• Challenge
Take from the listing each line that has the string "name".

• Data shown
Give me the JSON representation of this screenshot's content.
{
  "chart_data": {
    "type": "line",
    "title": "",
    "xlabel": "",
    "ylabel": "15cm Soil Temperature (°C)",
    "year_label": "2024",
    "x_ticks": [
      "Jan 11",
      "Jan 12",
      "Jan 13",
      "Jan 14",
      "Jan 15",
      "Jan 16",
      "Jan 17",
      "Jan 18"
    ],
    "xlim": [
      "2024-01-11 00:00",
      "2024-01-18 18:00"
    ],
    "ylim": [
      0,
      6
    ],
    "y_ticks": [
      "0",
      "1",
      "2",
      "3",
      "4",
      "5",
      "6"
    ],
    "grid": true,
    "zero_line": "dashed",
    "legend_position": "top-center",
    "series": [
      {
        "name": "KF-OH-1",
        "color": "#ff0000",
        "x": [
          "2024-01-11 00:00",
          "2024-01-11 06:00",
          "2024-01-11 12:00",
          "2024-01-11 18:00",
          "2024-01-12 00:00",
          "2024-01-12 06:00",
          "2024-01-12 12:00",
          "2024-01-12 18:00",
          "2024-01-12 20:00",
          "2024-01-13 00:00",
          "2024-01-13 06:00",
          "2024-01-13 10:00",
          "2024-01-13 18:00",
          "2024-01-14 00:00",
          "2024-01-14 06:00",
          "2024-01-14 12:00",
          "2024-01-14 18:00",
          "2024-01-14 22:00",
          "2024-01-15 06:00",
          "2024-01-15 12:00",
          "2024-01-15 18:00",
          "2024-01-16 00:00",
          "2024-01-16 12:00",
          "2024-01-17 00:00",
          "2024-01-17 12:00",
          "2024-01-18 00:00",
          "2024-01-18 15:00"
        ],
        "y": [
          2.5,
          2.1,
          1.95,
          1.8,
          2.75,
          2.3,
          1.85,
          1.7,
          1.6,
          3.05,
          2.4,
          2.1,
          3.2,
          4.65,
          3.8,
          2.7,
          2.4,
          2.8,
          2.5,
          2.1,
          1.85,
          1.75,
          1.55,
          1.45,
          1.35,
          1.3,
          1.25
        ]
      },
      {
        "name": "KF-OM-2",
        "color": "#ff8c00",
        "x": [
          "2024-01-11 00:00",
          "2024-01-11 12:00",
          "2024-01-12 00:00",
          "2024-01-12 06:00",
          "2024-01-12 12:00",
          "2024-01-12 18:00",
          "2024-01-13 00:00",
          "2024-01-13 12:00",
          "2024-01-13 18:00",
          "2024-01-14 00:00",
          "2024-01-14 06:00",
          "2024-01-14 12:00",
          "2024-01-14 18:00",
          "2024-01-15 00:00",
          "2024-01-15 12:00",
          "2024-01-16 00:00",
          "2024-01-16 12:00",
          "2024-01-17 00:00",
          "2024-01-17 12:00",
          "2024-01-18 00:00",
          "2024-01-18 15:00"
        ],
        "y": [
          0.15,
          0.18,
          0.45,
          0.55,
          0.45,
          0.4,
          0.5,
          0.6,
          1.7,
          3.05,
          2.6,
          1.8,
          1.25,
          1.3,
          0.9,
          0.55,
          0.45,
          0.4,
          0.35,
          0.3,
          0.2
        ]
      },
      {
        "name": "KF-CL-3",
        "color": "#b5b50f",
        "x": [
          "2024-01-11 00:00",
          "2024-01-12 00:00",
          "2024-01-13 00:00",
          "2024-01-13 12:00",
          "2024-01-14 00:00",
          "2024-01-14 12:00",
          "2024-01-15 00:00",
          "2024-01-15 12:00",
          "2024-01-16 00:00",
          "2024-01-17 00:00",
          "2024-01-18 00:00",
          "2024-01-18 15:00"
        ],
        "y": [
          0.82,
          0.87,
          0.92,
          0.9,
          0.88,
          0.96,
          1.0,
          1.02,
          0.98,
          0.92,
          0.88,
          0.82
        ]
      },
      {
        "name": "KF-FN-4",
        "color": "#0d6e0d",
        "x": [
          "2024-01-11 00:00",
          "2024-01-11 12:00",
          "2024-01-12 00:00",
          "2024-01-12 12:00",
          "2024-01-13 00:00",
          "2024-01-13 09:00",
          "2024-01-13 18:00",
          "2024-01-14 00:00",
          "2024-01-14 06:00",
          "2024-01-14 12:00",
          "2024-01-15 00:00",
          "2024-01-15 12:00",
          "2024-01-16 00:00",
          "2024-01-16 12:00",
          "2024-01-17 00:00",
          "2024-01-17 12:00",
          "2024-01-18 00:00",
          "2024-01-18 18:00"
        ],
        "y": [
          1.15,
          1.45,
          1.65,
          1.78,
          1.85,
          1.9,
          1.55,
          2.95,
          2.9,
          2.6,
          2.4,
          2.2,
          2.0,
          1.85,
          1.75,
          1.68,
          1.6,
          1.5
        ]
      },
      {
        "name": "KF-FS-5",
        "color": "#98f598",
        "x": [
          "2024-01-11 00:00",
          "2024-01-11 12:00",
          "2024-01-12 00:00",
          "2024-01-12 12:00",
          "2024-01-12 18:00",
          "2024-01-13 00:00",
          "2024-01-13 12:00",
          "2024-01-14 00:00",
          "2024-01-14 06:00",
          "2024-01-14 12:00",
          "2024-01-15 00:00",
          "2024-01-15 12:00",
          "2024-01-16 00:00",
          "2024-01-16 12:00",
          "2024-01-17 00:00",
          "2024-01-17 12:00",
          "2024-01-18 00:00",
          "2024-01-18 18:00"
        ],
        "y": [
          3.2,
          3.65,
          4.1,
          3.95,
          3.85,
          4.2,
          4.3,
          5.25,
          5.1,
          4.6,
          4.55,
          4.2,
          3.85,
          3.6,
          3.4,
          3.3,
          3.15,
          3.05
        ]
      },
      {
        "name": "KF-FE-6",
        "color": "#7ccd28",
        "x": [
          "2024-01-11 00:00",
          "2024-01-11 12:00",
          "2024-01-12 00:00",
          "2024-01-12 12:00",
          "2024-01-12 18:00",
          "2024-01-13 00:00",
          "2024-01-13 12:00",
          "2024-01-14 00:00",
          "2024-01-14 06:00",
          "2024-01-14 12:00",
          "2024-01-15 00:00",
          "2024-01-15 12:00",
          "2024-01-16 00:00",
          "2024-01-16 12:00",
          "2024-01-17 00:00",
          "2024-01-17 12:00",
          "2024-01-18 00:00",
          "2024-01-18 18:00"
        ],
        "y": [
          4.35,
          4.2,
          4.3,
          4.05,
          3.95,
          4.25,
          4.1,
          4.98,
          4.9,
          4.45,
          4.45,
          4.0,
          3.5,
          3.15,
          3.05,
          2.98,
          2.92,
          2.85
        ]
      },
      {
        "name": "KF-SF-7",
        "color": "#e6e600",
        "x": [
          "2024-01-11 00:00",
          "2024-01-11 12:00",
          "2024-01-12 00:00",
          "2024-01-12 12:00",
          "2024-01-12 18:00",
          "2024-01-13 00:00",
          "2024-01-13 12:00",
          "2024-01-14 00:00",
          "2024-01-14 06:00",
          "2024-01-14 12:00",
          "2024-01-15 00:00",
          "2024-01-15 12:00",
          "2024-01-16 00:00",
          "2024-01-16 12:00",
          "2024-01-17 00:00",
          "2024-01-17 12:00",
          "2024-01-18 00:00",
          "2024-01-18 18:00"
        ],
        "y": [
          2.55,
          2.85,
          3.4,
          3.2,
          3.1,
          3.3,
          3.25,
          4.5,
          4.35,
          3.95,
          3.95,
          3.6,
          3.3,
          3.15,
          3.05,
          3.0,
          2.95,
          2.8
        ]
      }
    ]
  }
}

• Task output
        "name": "KF-OH-1",
        "name": "KF-OM-2",
        "name": "KF-CL-3",
        "name": "KF-FN-4",
        "name": "KF-FS-5",
        "name": "KF-FE-6",
        "name": "KF-SF-7",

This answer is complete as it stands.